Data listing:
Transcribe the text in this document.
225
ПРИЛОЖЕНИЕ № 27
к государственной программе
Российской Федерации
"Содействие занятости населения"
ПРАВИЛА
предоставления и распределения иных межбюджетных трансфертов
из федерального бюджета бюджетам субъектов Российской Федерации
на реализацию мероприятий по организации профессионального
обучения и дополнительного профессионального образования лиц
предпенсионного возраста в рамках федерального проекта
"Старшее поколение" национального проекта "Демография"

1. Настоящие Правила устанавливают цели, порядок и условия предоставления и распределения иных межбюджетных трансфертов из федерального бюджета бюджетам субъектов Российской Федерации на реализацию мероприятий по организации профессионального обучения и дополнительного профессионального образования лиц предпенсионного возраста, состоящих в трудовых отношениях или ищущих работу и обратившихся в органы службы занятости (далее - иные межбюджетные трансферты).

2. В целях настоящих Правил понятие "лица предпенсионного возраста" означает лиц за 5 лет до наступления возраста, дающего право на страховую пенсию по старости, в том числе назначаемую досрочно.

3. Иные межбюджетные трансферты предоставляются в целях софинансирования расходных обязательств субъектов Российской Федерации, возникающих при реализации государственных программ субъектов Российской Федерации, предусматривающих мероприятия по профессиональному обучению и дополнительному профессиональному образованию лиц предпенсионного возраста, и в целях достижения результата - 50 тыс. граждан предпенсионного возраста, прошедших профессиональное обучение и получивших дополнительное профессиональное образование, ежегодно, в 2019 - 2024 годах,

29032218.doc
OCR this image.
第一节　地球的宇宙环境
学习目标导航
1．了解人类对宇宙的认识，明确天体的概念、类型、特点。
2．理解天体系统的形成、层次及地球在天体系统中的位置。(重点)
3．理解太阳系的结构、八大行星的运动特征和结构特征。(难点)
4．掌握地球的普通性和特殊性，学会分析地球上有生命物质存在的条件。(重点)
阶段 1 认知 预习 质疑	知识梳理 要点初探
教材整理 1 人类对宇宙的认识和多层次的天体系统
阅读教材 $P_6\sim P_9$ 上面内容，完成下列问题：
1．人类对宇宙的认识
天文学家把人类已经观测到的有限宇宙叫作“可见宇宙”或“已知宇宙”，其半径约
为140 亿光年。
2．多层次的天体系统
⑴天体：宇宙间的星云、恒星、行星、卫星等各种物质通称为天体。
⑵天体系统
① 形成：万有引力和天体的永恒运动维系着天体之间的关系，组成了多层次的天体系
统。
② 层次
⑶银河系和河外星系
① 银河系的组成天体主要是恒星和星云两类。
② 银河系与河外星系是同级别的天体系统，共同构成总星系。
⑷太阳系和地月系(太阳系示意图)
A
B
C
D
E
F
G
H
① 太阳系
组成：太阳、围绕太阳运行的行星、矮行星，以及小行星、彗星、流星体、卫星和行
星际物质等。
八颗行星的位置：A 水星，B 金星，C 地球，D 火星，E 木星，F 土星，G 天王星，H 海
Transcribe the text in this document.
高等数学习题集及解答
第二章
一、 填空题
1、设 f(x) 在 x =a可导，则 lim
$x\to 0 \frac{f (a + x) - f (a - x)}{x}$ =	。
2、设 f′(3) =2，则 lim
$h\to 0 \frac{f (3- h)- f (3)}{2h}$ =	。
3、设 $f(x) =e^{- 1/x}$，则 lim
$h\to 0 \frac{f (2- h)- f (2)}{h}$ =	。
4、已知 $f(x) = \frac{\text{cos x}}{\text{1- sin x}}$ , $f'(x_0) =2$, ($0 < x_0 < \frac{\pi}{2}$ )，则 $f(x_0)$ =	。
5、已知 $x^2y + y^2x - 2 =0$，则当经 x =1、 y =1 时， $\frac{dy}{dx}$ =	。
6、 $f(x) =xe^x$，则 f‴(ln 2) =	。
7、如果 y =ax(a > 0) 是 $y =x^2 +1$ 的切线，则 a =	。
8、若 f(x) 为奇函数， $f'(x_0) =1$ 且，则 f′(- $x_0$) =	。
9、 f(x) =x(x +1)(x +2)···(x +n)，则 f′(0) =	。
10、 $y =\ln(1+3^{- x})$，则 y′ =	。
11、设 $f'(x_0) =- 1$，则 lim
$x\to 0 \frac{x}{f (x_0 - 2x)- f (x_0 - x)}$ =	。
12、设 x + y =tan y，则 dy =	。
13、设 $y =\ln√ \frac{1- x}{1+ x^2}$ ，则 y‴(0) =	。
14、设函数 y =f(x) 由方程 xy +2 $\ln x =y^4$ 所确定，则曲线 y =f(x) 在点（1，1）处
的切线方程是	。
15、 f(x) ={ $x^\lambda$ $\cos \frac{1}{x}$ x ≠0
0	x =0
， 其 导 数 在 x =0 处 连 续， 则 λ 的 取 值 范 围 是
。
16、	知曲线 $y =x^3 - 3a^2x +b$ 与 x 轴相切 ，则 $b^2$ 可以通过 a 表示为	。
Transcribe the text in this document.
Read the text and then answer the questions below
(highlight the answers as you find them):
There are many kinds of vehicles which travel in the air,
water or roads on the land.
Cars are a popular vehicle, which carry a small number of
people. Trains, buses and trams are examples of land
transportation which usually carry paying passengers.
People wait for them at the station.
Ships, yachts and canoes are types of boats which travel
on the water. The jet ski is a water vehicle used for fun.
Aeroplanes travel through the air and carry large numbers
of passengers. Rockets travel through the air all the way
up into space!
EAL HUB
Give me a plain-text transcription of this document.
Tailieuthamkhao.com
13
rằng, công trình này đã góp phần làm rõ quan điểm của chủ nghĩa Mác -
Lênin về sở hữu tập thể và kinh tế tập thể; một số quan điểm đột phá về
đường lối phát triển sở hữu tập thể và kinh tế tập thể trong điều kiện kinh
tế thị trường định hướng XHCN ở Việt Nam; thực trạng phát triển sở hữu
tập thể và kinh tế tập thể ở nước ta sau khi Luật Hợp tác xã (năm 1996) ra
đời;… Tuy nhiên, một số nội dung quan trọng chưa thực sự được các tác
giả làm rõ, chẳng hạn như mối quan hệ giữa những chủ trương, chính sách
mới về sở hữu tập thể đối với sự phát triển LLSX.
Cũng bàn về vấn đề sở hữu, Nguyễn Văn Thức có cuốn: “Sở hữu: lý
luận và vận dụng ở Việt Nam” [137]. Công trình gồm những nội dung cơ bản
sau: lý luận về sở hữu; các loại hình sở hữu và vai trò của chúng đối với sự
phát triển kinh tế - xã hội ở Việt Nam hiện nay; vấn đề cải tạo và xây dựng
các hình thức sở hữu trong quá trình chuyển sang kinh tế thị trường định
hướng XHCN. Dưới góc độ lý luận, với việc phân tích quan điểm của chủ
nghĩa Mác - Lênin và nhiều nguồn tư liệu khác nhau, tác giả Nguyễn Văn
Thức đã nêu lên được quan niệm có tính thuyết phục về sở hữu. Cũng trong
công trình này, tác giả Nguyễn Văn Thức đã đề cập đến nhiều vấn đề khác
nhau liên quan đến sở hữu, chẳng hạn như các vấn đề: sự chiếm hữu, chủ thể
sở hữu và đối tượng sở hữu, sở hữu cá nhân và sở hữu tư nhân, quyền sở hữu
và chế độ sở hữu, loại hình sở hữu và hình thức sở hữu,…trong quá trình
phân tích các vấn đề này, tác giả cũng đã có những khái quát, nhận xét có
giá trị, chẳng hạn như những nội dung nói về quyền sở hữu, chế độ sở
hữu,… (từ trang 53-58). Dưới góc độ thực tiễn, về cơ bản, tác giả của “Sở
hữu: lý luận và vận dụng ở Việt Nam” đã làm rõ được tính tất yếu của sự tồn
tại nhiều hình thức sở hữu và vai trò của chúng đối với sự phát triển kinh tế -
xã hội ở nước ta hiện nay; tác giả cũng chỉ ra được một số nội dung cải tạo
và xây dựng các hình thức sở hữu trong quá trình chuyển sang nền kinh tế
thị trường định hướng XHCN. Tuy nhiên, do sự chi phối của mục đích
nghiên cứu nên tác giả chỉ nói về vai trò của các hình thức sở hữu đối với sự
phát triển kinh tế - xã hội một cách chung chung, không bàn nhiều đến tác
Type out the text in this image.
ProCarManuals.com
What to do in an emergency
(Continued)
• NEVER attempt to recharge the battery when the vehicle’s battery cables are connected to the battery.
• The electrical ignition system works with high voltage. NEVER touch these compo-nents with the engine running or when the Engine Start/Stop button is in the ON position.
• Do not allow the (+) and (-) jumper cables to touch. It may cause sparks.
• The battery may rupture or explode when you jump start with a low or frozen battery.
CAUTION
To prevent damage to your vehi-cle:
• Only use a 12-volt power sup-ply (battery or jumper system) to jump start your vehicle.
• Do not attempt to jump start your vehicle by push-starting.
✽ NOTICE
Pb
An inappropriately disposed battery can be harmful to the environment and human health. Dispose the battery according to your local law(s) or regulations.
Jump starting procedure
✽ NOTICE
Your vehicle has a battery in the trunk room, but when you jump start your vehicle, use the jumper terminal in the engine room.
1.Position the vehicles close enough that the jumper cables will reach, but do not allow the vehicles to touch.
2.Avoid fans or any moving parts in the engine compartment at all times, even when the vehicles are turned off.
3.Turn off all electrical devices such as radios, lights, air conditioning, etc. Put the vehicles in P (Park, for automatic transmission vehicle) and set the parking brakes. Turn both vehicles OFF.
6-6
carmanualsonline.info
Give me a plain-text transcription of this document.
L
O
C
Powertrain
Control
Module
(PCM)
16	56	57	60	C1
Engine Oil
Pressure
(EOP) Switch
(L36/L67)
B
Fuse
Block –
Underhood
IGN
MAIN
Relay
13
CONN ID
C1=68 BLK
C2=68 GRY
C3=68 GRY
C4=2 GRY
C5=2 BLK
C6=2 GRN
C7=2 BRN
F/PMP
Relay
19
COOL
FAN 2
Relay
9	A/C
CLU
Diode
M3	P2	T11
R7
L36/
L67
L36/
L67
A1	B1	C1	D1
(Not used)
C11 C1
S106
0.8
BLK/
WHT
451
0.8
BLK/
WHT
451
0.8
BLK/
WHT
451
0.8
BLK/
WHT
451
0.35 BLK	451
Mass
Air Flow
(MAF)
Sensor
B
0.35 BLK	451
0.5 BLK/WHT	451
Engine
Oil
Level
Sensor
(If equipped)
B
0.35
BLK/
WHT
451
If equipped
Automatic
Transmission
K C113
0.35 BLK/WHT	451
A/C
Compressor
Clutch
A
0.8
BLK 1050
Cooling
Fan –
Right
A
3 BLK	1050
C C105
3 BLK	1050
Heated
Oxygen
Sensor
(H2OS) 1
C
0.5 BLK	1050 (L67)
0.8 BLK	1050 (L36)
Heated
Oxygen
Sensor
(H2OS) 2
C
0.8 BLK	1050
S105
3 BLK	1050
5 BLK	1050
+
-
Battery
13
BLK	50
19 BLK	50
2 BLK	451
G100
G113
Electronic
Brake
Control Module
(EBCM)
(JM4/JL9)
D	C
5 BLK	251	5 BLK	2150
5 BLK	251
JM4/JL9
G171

What needs to be done: For the listing above, give the number of lines in which the string "loại" occurs, and nothing else.

Result for this exercise: 2